╔══

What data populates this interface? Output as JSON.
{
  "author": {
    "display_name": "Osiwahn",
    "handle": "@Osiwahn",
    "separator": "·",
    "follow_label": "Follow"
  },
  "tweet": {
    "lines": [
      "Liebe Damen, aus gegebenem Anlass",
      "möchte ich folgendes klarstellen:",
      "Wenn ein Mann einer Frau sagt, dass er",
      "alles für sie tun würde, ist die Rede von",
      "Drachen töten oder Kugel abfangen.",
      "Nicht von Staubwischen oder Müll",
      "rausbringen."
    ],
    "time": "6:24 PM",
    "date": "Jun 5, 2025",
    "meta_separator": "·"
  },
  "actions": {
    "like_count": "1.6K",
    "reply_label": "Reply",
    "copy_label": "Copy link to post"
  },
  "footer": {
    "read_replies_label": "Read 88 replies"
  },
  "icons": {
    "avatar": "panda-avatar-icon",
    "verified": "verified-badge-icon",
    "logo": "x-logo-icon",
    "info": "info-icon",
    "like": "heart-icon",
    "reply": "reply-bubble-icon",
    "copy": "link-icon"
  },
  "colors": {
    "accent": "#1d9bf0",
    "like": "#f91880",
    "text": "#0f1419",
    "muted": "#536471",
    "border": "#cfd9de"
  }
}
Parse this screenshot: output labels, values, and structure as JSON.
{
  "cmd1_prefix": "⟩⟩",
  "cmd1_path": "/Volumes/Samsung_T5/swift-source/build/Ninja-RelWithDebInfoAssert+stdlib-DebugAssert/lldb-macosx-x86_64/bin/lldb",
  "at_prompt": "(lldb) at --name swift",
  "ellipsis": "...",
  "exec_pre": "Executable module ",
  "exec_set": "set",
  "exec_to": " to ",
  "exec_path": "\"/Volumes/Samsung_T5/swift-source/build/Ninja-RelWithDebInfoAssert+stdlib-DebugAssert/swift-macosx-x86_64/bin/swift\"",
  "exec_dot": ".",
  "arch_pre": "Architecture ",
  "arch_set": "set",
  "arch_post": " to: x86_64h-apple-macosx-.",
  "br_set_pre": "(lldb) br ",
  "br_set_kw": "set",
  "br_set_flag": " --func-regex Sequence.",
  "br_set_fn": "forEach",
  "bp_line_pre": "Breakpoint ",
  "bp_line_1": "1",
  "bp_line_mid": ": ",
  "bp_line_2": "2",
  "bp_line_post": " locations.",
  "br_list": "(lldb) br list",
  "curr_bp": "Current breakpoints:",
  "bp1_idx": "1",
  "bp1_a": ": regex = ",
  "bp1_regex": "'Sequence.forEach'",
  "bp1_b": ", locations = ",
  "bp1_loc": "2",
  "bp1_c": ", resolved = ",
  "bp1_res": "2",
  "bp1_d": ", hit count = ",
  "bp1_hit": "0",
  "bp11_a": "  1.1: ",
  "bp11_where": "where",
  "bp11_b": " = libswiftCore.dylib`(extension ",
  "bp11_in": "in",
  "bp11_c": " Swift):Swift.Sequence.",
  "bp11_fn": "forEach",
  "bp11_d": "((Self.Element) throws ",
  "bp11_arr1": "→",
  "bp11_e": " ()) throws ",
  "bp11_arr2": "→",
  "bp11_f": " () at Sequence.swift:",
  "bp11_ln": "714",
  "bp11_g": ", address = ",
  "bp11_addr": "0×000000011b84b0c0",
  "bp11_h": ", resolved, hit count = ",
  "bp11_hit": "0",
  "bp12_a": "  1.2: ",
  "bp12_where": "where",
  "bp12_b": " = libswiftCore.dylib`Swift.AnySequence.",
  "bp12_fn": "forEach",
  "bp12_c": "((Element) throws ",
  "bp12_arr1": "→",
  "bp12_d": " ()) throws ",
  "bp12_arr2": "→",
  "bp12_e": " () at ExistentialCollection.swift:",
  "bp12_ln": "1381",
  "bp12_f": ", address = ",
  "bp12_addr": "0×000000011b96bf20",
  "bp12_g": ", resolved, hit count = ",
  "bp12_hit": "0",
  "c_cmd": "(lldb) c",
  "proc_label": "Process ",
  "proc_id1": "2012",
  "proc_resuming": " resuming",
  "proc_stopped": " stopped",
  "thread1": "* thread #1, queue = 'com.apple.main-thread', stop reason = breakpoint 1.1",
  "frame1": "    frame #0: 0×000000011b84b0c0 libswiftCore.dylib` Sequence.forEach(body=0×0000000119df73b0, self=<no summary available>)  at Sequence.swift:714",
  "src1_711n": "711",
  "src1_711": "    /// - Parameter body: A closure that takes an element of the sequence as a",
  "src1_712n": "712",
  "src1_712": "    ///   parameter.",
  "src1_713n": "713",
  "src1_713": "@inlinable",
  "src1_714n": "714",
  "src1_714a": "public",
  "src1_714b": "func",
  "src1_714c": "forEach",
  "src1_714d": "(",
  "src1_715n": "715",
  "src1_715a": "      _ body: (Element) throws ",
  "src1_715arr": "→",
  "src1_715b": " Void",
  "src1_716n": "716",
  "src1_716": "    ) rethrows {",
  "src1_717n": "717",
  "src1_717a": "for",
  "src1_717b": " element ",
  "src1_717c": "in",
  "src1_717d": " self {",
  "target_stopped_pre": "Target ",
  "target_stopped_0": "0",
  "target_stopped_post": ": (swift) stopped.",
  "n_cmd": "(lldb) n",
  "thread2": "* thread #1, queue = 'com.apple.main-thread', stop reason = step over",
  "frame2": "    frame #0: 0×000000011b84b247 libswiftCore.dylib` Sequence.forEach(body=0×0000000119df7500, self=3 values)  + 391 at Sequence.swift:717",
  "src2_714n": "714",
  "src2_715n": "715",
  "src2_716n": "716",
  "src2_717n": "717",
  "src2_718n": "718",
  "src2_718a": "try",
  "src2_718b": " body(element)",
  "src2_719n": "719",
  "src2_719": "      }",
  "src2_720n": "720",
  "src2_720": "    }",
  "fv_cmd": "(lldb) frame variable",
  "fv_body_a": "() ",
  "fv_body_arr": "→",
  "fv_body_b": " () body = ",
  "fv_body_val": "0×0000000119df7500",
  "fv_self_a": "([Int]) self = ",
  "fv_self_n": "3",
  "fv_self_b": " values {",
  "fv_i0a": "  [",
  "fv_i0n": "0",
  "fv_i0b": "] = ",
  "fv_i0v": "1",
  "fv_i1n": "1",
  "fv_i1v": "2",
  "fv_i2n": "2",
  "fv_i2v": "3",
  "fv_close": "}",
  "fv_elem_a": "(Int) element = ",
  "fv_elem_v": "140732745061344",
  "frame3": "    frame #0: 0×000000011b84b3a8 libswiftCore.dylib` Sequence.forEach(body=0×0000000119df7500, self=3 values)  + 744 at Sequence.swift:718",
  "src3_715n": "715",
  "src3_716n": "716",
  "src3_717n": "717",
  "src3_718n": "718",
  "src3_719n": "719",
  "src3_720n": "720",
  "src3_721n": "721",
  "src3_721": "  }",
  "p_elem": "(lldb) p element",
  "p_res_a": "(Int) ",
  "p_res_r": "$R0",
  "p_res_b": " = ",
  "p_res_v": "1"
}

╚══

→ **EXERCISE TASK**
Print the listing above in its entirety, with every line exact.

→ **RESULT OF THE EXERCISE**
What data populates this interface? Output as JSON.
{
  "author": {
    "display_name": "Osiwahn",
    "handle": "@Osiwahn",
    "separator": "·",
    "follow_label": "Follow"
  },
  "tweet": {
    "lines": [
      "Liebe Damen, aus gegebenem Anlass",
      "möchte ich folgendes klarstellen:",
      "Wenn ein Mann einer Frau sagt, dass er",
      "alles für sie tun würde, ist die Rede von",
      "Drachen töten oder Kugel abfangen.",
      "Nicht von Staubwischen oder Müll",
      "rausbringen."
    ],
    "time": "6:24 PM",
    "date": "Jun 5, 2025",
    "meta_separator": "·"
  },
  "actions": {
    "like_count": "1.6K",
    "reply_label": "Reply",
    "copy_label": "Copy link to post"
  },
  "footer": {
    "read_replies_label": "Read 88 replies"
  },
  "icons": {
    "avatar": "panda-avatar-icon",
    "verified": "verified-badge-icon",
    "logo": "x-logo-icon",
    "info": "info-icon",
    "like": "heart-icon",
    "reply": "reply-bubble-icon",
    "copy": "link-icon"
  },
  "colors": {
    "accent": "#1d9bf0",
    "like": "#f91880",
    "text": "#0f1419",
    "muted": "#536471",
    "border": "#cfd9de"
  }
}
Parse this screenshot: output labels, values, and structure as JSON.
{
  "cmd1_prefix": "⟩⟩",
  "cmd1_path": "/Volumes/Samsung_T5/swift-source/build/Ninja-RelWithDebInfoAssert+stdlib-DebugAssert/lldb-macosx-x86_64/bin/lldb",
  "at_prompt": "(lldb) at --name swift",
  "ellipsis": "...",
  "exec_pre": "Executable module ",
  "exec_set": "set",
  "exec_to": " to ",
  "exec_path": "\"/Volumes/Samsung_T5/swift-source/build/Ninja-RelWithDebInfoAssert+stdlib-DebugAssert/swift-macosx-x86_64/bin/swift\"",
  "exec_dot": ".",
  "arch_pre": "Architecture ",
  "arch_set": "set",
  "arch_post": " to: x86_64h-apple-macosx-.",
  "br_set_pre": "(lldb) br ",
  "br_set_kw": "set",
  "br_set_flag": " --func-regex Sequence.",
  "br_set_fn": "forEach",
  "bp_line_pre": "Breakpoint ",
  "bp_line_1": "1",
  "bp_line_mid": ": ",
  "bp_line_2": "2",
  "bp_line_post": " locations.",
  "br_list": "(lldb) br list",
  "curr_bp": "Current breakpoints:",
  "bp1_idx": "1",
  "bp1_a": ": regex = ",
  "bp1_regex": "'Sequence.forEach'",
  "bp1_b": ", locations = ",
  "bp1_loc": "2",
  "bp1_c": ", resolved = ",
  "bp1_res": "2",
  "bp1_d": ", hit count = ",
  "bp1_hit": "0",
  "bp11_a": "  1.1: ",
  "bp11_where": "where",
  "bp11_b": " = libswiftCore.dylib`(extension ",
  "bp11_in": "in",
  "bp11_c": " Swift):Swift.Sequence.",
  "bp11_fn": "forEach",
  "bp11_d": "((Self.Element) throws ",
  "bp11_arr1": "→",
  "bp11_e": " ()) throws ",
  "bp11_arr2": "→",
  "bp11_f": " () at Sequence.swift:",
  "bp11_ln": "714",
  "bp11_g": ", address = ",
  "bp11_addr": "0×000000011b84b0c0",
  "bp11_h": ", resolved, hit count = ",
  "bp11_hit": "0",
  "bp12_a": "  1.2: ",
  "bp12_where": "where",
  "bp12_b": " = libswiftCore.dylib`Swift.AnySequence.",
  "bp12_fn": "forEach",
  "bp12_c": "((Element) throws ",
  "bp12_arr1": "→",
  "bp12_d": " ()) throws ",
  "bp12_arr2": "→",
  "bp12_e": " () at ExistentialCollection.swift:",
  "bp12_ln": "1381",
  "bp12_f": ", address = ",
  "bp12_addr": "0×000000011b96bf20",
  "bp12_g": ", resolved, hit count = ",
  "bp12_hit": "0",
  "c_cmd": "(lldb) c",
  "proc_label": "Process ",
  "proc_id1": "2012",
  "proc_resuming": " resuming",
  "proc_stopped": " stopped",
  "thread1": "* thread #1, queue = 'com.apple.main-thread', stop reason = breakpoint 1.1",
  "frame1": "    frame #0: 0×000000011b84b0c0 libswiftCore.dylib` Sequence.forEach(body=0×0000000119df73b0, self=<no summary available>)  at Sequence.swift:714",
  "src1_711n": "711",
  "src1_711": "    /// - Parameter body: A closure that takes an element of the sequence as a",
  "src1_712n": "712",
  "src1_712": "    ///   parameter.",
  "src1_713n": "713",
  "src1_713": "@inlinable",
  "src1_714n": "714",
  "src1_714a": "public",
  "src1_714b": "func",
  "src1_714c": "forEach",
  "src1_714d": "(",
  "src1_715n": "715",
  "src1_715a": "      _ body: (Element) throws ",
  "src1_715arr": "→",
  "src1_715b": " Void",
  "src1_716n": "716",
  "src1_716": "    ) rethrows {",
  "src1_717n": "717",
  "src1_717a": "for",
  "src1_717b": " element ",
  "src1_717c": "in",
  "src1_717d": " self {",
  "target_stopped_pre": "Target ",
  "target_stopped_0": "0",
  "target_stopped_post": ": (swift) stopped.",
  "n_cmd": "(lldb) n",
  "thread2": "* thread #1, queue = 'com.apple.main-thread', stop reason = step over",
  "frame2": "    frame #0: 0×000000011b84b247 libswiftCore.dylib` Sequence.forEach(body=0×0000000119df7500, self=3 values)  + 391 at Sequence.swift:717",
  "src2_714n": "714",
  "src2_715n": "715",
  "src2_716n": "716",
  "src2_717n": "717",
  "src2_718n": "718",
  "src2_718a": "try",
  "src2_718b": " body(element)",
  "src2_719n": "719",
  "src2_719": "      }",
  "src2_720n": "720",
  "src2_720": "    }",
  "fv_cmd": "(lldb) frame variable",
  "fv_body_a": "() ",
  "fv_body_arr": "→",
  "fv_body_b": " () body = ",
  "fv_body_val": "0×0000000119df7500",
  "fv_self_a": "([Int]) self = ",
  "fv_self_n": "3",
  "fv_self_b": " values {",
  "fv_i0a": "  [",
  "fv_i0n": "0",
  "fv_i0b": "] = ",
  "fv_i0v": "1",
  "fv_i1n": "1",
  "fv_i1v": "2",
  "fv_i2n": "2",
  "fv_i2v": "3",
  "fv_close": "}",
  "fv_elem_a": "(Int) element = ",
  "fv_elem_v": "140732745061344",
  "frame3": "    frame #0: 0×000000011b84b3a8 libswiftCore.dylib` Sequence.forEach(body=0×0000000119df7500, self=3 values)  + 744 at Sequence.swift:718",
  "src3_715n": "715",
  "src3_716n": "716",
  "src3_717n": "717",
  "src3_718n": "718",
  "src3_719n": "719",
  "src3_720n": "720",
  "src3_721n": "721",
  "src3_721": "  }",
  "p_elem": "(lldb) p element",
  "p_res_a": "(Int) ",
  "p_res_r": "$R0",
  "p_res_b": " = ",
  "p_res_v": "1"
}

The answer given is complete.